● **PROBLEM TO SOLVE**
Read the records below and copy each line that contains "break".

** start of PROVIDED DATA **

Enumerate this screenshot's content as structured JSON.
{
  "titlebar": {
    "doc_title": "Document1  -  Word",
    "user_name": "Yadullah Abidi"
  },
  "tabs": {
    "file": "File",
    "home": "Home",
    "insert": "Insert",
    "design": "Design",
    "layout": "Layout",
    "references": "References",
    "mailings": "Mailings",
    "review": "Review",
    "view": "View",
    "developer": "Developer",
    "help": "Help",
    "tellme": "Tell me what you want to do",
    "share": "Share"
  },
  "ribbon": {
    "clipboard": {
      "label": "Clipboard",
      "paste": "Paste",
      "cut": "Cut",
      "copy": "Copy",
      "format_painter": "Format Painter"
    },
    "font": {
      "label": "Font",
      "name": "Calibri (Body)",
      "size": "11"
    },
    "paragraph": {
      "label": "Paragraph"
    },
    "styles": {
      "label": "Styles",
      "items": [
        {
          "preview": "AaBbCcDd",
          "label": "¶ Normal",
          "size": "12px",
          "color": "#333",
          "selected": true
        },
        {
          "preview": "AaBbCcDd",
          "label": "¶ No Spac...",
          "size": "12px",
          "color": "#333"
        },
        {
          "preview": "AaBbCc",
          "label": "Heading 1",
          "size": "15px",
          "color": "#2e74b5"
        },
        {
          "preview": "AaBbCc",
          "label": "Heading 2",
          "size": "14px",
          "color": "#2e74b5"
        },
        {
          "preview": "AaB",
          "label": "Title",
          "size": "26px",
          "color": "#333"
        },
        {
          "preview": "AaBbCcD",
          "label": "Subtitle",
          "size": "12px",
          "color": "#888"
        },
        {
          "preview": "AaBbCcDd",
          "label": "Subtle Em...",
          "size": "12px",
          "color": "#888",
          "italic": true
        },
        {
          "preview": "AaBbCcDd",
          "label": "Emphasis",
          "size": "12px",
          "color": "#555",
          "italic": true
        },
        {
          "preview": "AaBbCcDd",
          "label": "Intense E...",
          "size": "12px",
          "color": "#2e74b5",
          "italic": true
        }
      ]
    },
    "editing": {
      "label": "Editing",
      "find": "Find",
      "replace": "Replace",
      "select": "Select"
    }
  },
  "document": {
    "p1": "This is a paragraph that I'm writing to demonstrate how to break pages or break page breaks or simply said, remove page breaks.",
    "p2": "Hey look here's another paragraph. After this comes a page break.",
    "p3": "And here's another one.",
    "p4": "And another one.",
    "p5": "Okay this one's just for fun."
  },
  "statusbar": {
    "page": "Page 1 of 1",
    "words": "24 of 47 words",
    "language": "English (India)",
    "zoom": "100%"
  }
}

** end of PROVIDED DATA **

● **EXERCISE RESPONSE**
    "p1": "This is a paragraph that I'm writing to demonstrate how to break pages or break page breaks or simply said, remove page breaks.",
    "p2": "Hey look here's another paragraph. After this comes a page break.",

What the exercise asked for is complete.